TASK OBJECTIVE: Lines containing the word "vertex" are to be located and copied.

:::

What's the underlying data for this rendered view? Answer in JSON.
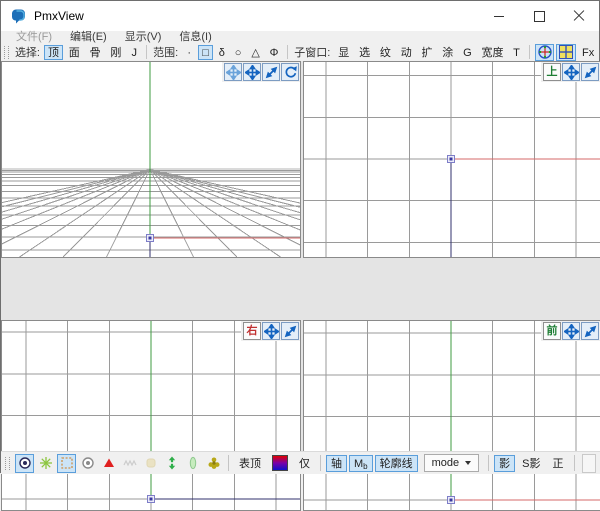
{
  "window": {
    "title": "PmxView"
  },
  "menu": {
    "items": [
      {
        "name": "file",
        "label": "文件(F)",
        "disabled": true
      },
      {
        "name": "edit",
        "label": "编辑(E)",
        "disabled": false
      },
      {
        "name": "view",
        "label": "显示(V)",
        "disabled": false
      },
      {
        "name": "info",
        "label": "信息(I)",
        "disabled": false
      }
    ]
  },
  "toolbar": {
    "groups": [
      {
        "name": "select",
        "label": "选择:",
        "buttons": [
          {
            "name": "select-vertex",
            "label": "顶",
            "selected": true
          },
          {
            "name": "select-face",
            "label": "面",
            "selected": false
          },
          {
            "name": "select-bone",
            "label": "骨",
            "selected": false
          },
          {
            "name": "select-rigid",
            "label": "刚",
            "selected": false
          },
          {
            "name": "select-joint",
            "label": "J",
            "selected": false
          }
        ]
      },
      {
        "name": "range",
        "label": "范围:",
        "buttons": [
          {
            "name": "range-point",
            "label": "·",
            "selected": false
          },
          {
            "name": "range-box",
            "label": "□",
            "selected": true
          },
          {
            "name": "range-delta",
            "label": "δ",
            "selected": false
          },
          {
            "name": "range-circle",
            "label": "○",
            "selected": false
          },
          {
            "name": "range-triangle",
            "label": "△",
            "selected": false
          },
          {
            "name": "range-phi",
            "label": "Φ",
            "selected": false
          }
        ]
      },
      {
        "name": "subwindow",
        "label": "子窗口:",
        "buttons": [
          {
            "name": "sub-display",
            "label": "显",
            "selected": false
          },
          {
            "name": "sub-select",
            "label": "选",
            "selected": false
          },
          {
            "name": "sub-texture",
            "label": "纹",
            "selected": false
          },
          {
            "name": "sub-motion",
            "label": "动",
            "selected": false
          },
          {
            "name": "sub-extend",
            "label": "扩",
            "selected": false
          },
          {
            "name": "sub-paint",
            "label": "涂",
            "selected": false
          },
          {
            "name": "sub-g",
            "label": "G",
            "selected": false
          },
          {
            "name": "sub-width",
            "label": "宽度",
            "selected": false
          },
          {
            "name": "sub-t",
            "label": "T",
            "selected": false
          }
        ]
      }
    ],
    "icon_toggles": [
      {
        "name": "axis-gizmo-toggle",
        "icon": "axis-target-icon",
        "selected": true
      },
      {
        "name": "quad-view-toggle",
        "icon": "quad-grid-icon",
        "selected": true
      }
    ],
    "fx_label": "Fx"
  },
  "viewports": {
    "perspective": {
      "name": "perspective",
      "buttons": [
        {
          "name": "orbit-button",
          "icon": "orbit-icon"
        },
        {
          "name": "pan-button",
          "icon": "pan-icon"
        },
        {
          "name": "zoom-button",
          "icon": "zoom-icon"
        },
        {
          "name": "rotate-button",
          "icon": "rotate-icon"
        }
      ]
    },
    "top": {
      "label": "上",
      "label_color": "#1e7e34",
      "buttons": [
        {
          "name": "pan-button",
          "icon": "pan-icon"
        },
        {
          "name": "zoom-button",
          "icon": "zoom-icon"
        }
      ]
    },
    "right": {
      "label": "右",
      "label_color": "#c03030",
      "buttons": [
        {
          "name": "pan-button",
          "icon": "pan-icon"
        },
        {
          "name": "zoom-button",
          "icon": "zoom-icon"
        }
      ]
    },
    "front": {
      "label": "前",
      "label_color": "#1e7e34",
      "buttons": [
        {
          "name": "pan-button",
          "icon": "pan-icon"
        },
        {
          "name": "zoom-button",
          "icon": "zoom-icon"
        }
      ]
    }
  },
  "colors": {
    "grid": "#9a9a9a",
    "horizon": "#b4b4b4",
    "axis_x_red": "#d46a6a",
    "axis_y_green": "#3f9b41",
    "axis_z_navy": "#30306e",
    "handle_border": "#7d7dc8",
    "handle_fill": "#ebebf8",
    "handle_core": "#3a3aa0",
    "selected_bg": "#cce4f7",
    "selected_border": "#5a9edb"
  },
  "bottombar": {
    "icons": [
      {
        "name": "vertex-display-toggle",
        "icon": "radio-dark-icon",
        "selected": true,
        "disabled": false
      },
      {
        "name": "wire-star-toggle",
        "icon": "star-icon",
        "selected": false,
        "disabled": false
      },
      {
        "name": "dotted-square-toggle",
        "icon": "dotted-square-icon",
        "selected": true,
        "disabled": false
      },
      {
        "name": "radio-grey-toggle",
        "icon": "radio-grey-icon",
        "selected": false,
        "disabled": false
      },
      {
        "name": "red-triangle-toggle",
        "icon": "triangle-icon",
        "selected": false,
        "disabled": false
      },
      {
        "name": "wave-toggle",
        "icon": "waves-icon",
        "selected": false,
        "disabled": true
      },
      {
        "name": "blob-toggle",
        "icon": "blob-icon",
        "selected": false,
        "disabled": true
      },
      {
        "name": "updown-arrows-toggle",
        "icon": "updown-icon",
        "selected": false,
        "disabled": false
      },
      {
        "name": "capsule-toggle",
        "icon": "capsule-icon",
        "selected": false,
        "disabled": false
      },
      {
        "name": "flower-toggle",
        "icon": "flower-icon",
        "selected": false,
        "disabled": false
      }
    ],
    "mid_buttons": [
      {
        "name": "vertex-top-button",
        "label": "表顶"
      },
      {
        "name": "color-swatch",
        "swatch": true
      },
      {
        "name": "only-button",
        "label": "仅"
      }
    ],
    "toggles": [
      {
        "name": "axis-toggle",
        "label": "轴",
        "selected": true
      },
      {
        "name": "mb-toggle",
        "label_main": "M",
        "label_sub": "b",
        "selected": true
      },
      {
        "name": "outline-toggle",
        "label": "轮廓线",
        "selected": true
      }
    ],
    "mode": {
      "label": "mode"
    },
    "render_toggles": [
      {
        "name": "shadow-toggle",
        "label": "影",
        "selected": true
      },
      {
        "name": "self-shadow-toggle",
        "label": "S影",
        "selected": false
      },
      {
        "name": "front-face-toggle",
        "label": "正",
        "selected": false
      }
    ]
  }
}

:::

EXERCISE RESPONSE:
            "name": "select-vertex",
        "name": "vertex-display-toggle",
        "name": "vertex-top-button",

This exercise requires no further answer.